▸ **Aim**: Copy all the entries below exactly, but not the pictures.
## START
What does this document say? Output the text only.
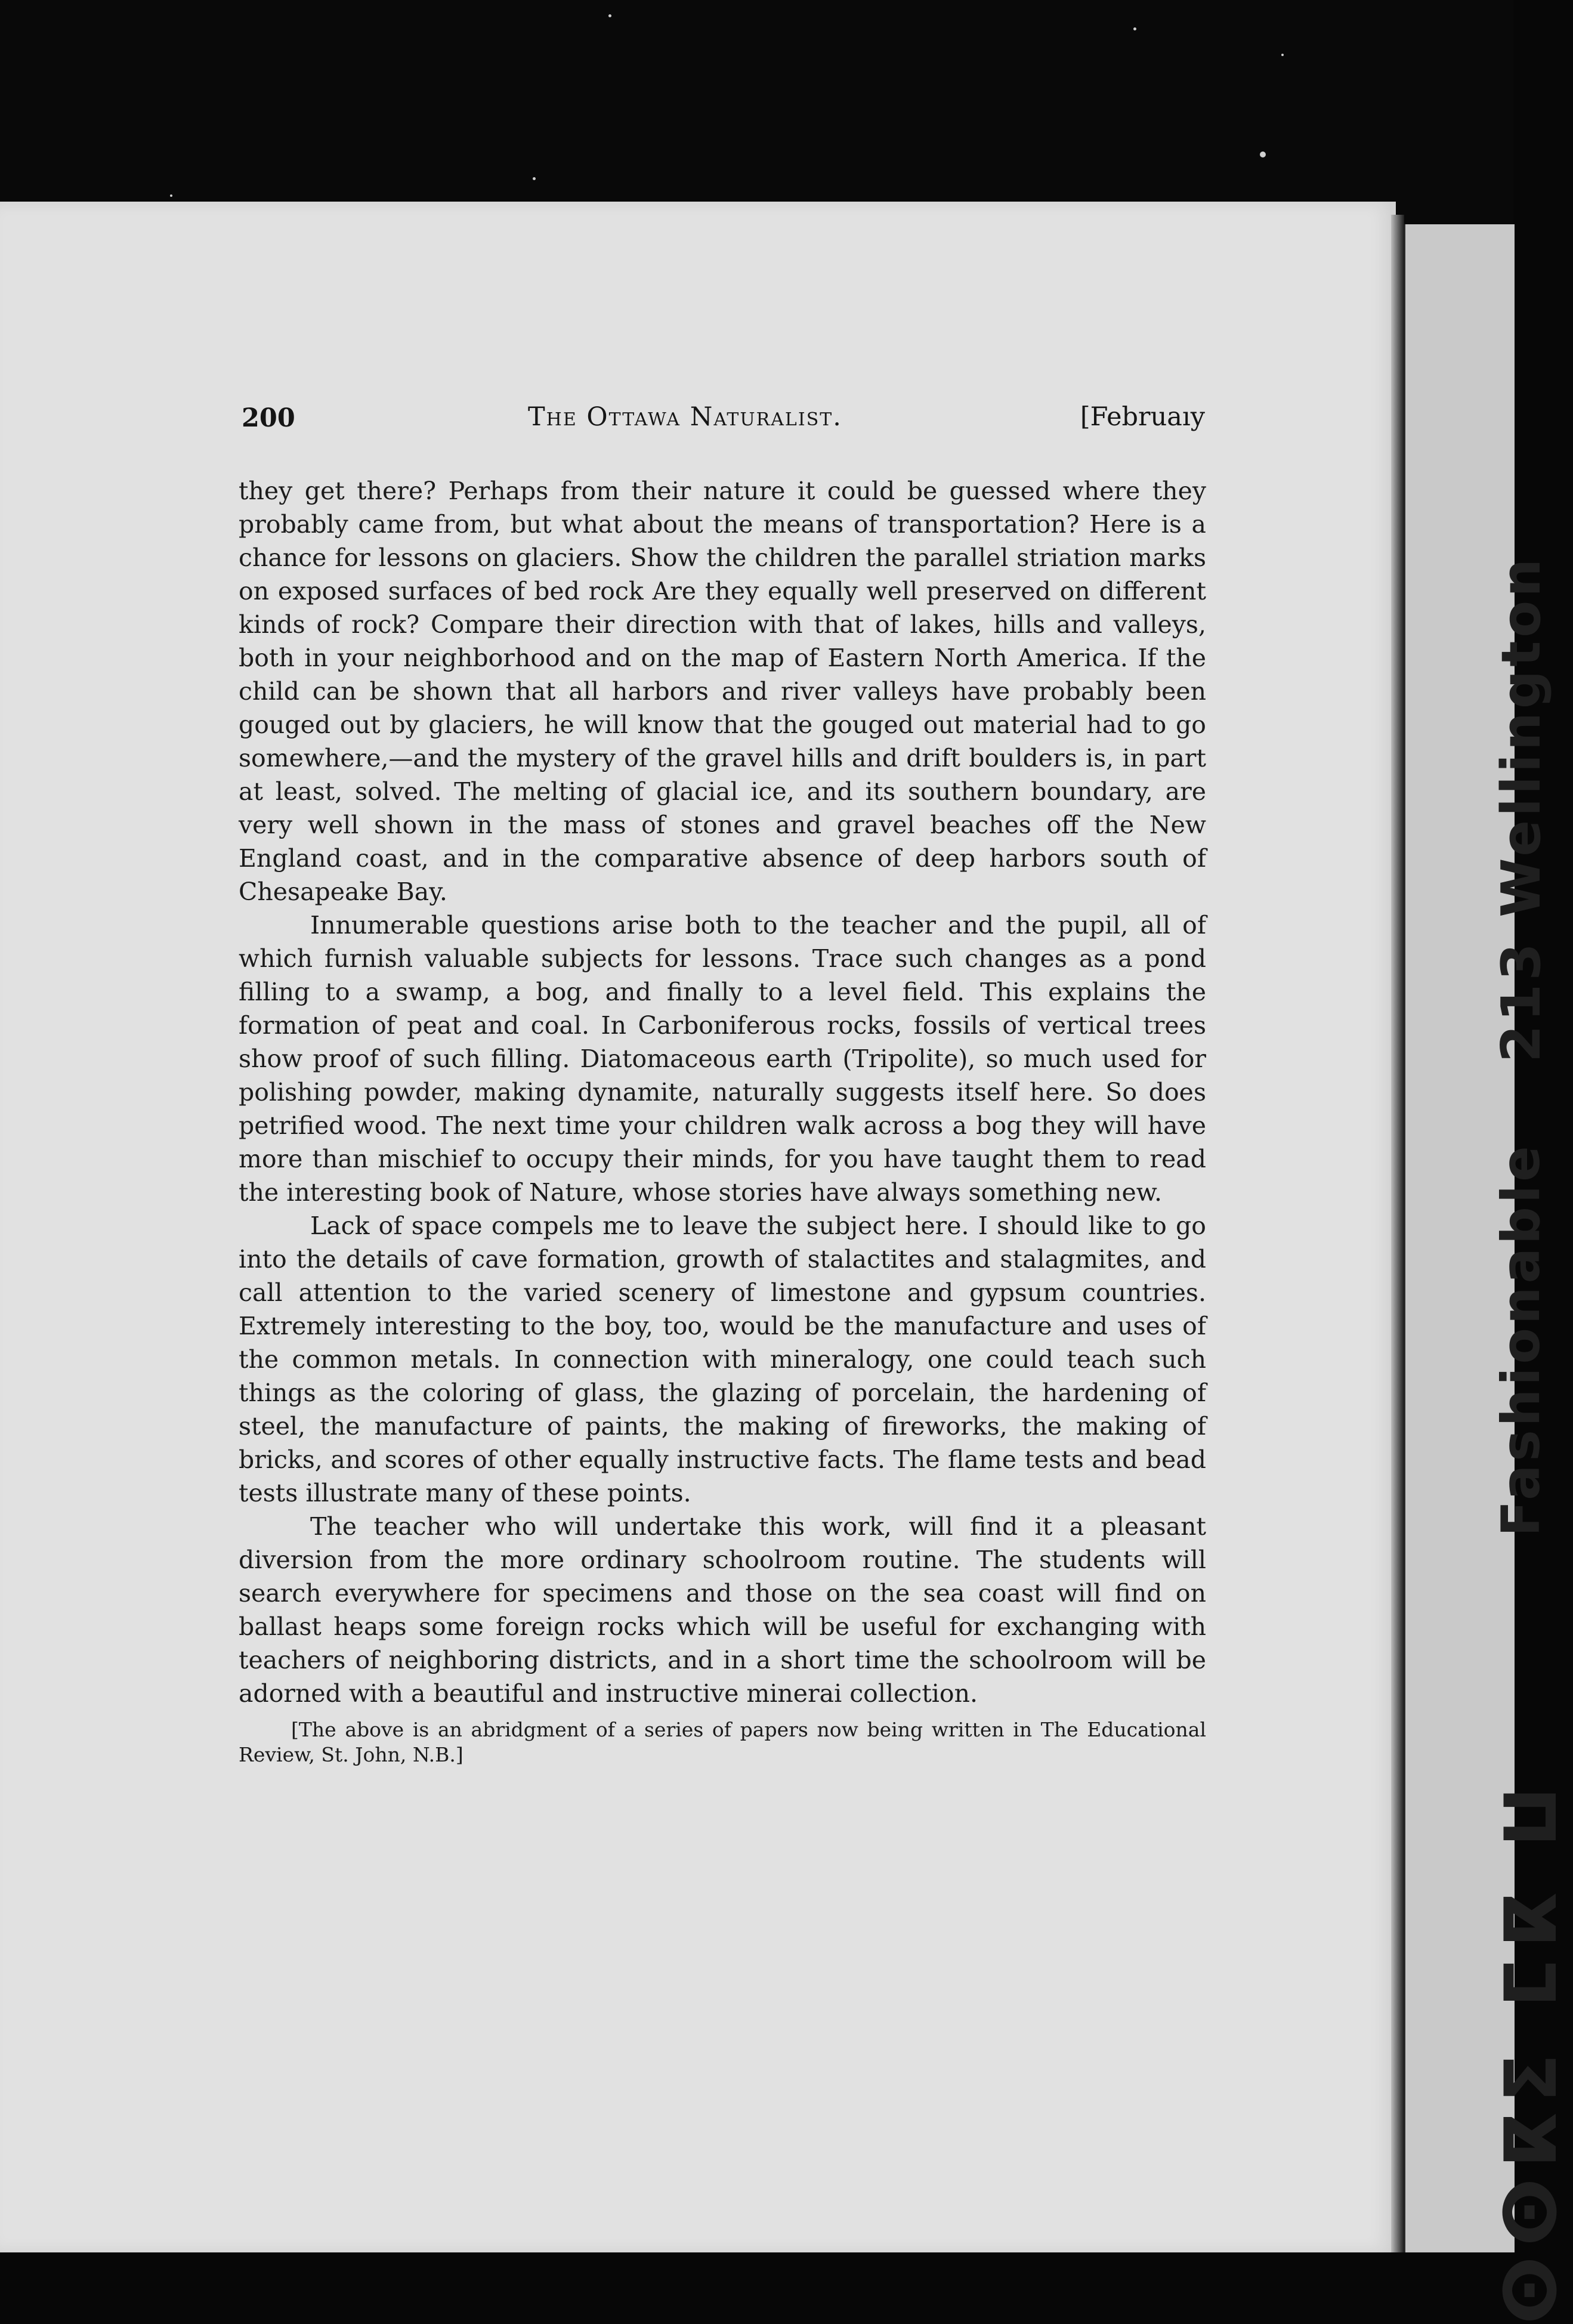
213 Wellington
Fashionable
ⵙⵙⴽⵉ ⵎⴽ ⵡ
200	The Ottawa Naturalist.	[Februaıy

they get there? Perhaps from their nature it could be guessed where they probably came from, but what about the means of transportation? Here is a chance for lessons on glaciers. Show the children the parallel striation marks on exposed surfaces of bed rock Are they equally well preserved on different kinds of rock? Compare their direction with that of lakes, hills and valleys, both in your neighborhood and on the map of Eastern North America. If the child can be shown that all harbors and river valleys have probably been gouged out by glaciers, he will know that the gouged out material had to go somewhere,—and the mystery of the gravel hills and drift boulders is, in part at least, solved. The melting of glacial ice, and its southern boundary, are very well shown in the mass of stones and gravel beaches off the New England coast, and in the comparative absence of deep harbors south of Chesapeake Bay.

Innumerable questions arise both to the teacher and the pupil, all of which furnish valuable subjects for lessons. Trace such changes as a pond filling to a swamp, a bog, and finally to a level field. This explains the formation of peat and coal. In Carboniferous rocks, fossils of vertical trees show proof of such filling. Diatomaceous earth (Tripolite), so much used for polishing powder, making dynamite, naturally suggests itself here. So does petrified wood. The next time your children walk across a bog they will have more than mischief to occupy their minds, for you have taught them to read the interesting book of Nature, whose stories have always something new.

Lack of space compels me to leave the subject here. I should like to go into the details of cave formation, growth of stalactites and stalagmites, and call attention to the varied scenery of limestone and gypsum countries. Extremely interesting to the boy, too, would be the manufacture and uses of the common metals. In connection with mineralogy, one could teach such things as the coloring of glass, the glazing of porcelain, the hardening of steel, the manufacture of paints, the making of fireworks, the making of bricks, and scores of other equally instructive facts. The flame tests and bead tests illustrate many of these points.

The teacher who will undertake this work, will find it a pleasant diversion from the more ordinary schoolroom routine. The students will search everywhere for specimens and those on the sea coast will find on ballast heaps some foreign rocks which will be useful for exchanging with teachers of neighboring districts, and in a short time the schoolroom will be adorned with a beautiful and instructive minerai collection.

[The above is an abridgment of a series of papers now being written in The Educational Review, St. John, N.B.]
## END
▸ **Problem solution**:
What does this document say? Output the text only.
213 Wellington
Fashionable
ⵙⵙⴽⵉ ⵎⴽ ⵡ
200	The Ottawa Naturalist.	[Februaıy

they get there? Perhaps from their nature it could be guessed where they probably came from, but what about the means of transportation? Here is a chance for lessons on glaciers. Show the children the parallel striation marks on exposed surfaces of bed rock Are they equally well preserved on different kinds of rock? Compare their direction with that of lakes, hills and valleys, both in your neighborhood and on the map of Eastern North America. If the child can be shown that all harbors and river valleys have probably been gouged out by glaciers, he will know that the gouged out material had to go somewhere,—and the mystery of the gravel hills and drift boulders is, in part at least, solved. The melting of glacial ice, and its southern boundary, are very well shown in the mass of stones and gravel beaches off the New England coast, and in the comparative absence of deep harbors south of Chesapeake Bay.

Innumerable questions arise both to the teacher and the pupil, all of which furnish valuable subjects for lessons. Trace such changes as a pond filling to a swamp, a bog, and finally to a level field. This explains the formation of peat and coal. In Carboniferous rocks, fossils of vertical trees show proof of such filling. Diatomaceous earth (Tripolite), so much used for polishing powder, making dynamite, naturally suggests itself here. So does petrified wood. The next time your children walk across a bog they will have more than mischief to occupy their minds, for you have taught them to read the interesting book of Nature, whose stories have always something new.

Lack of space compels me to leave the subject here. I should like to go into the details of cave formation, growth of stalactites and stalagmites, and call attention to the varied scenery of limestone and gypsum countries. Extremely interesting to the boy, too, would be the manufacture and uses of the common metals. In connection with mineralogy, one could teach such things as the coloring of glass, the glazing of porcelain, the hardening of steel, the manufacture of paints, the making of fireworks, the making of bricks, and scores of other equally instructive facts. The flame tests and bead tests illustrate many of these points.

The teacher who will undertake this work, will find it a pleasant diversion from the more ordinary schoolroom routine. The students will search everywhere for specimens and those on the sea coast will find on ballast heaps some foreign rocks which will be useful for exchanging with teachers of neighboring districts, and in a short time the schoolroom will be adorned with a beautiful and instructive minerai collection.

[The above is an abridgment of a series of papers now being written in The Educational Review, St. John, N.B.]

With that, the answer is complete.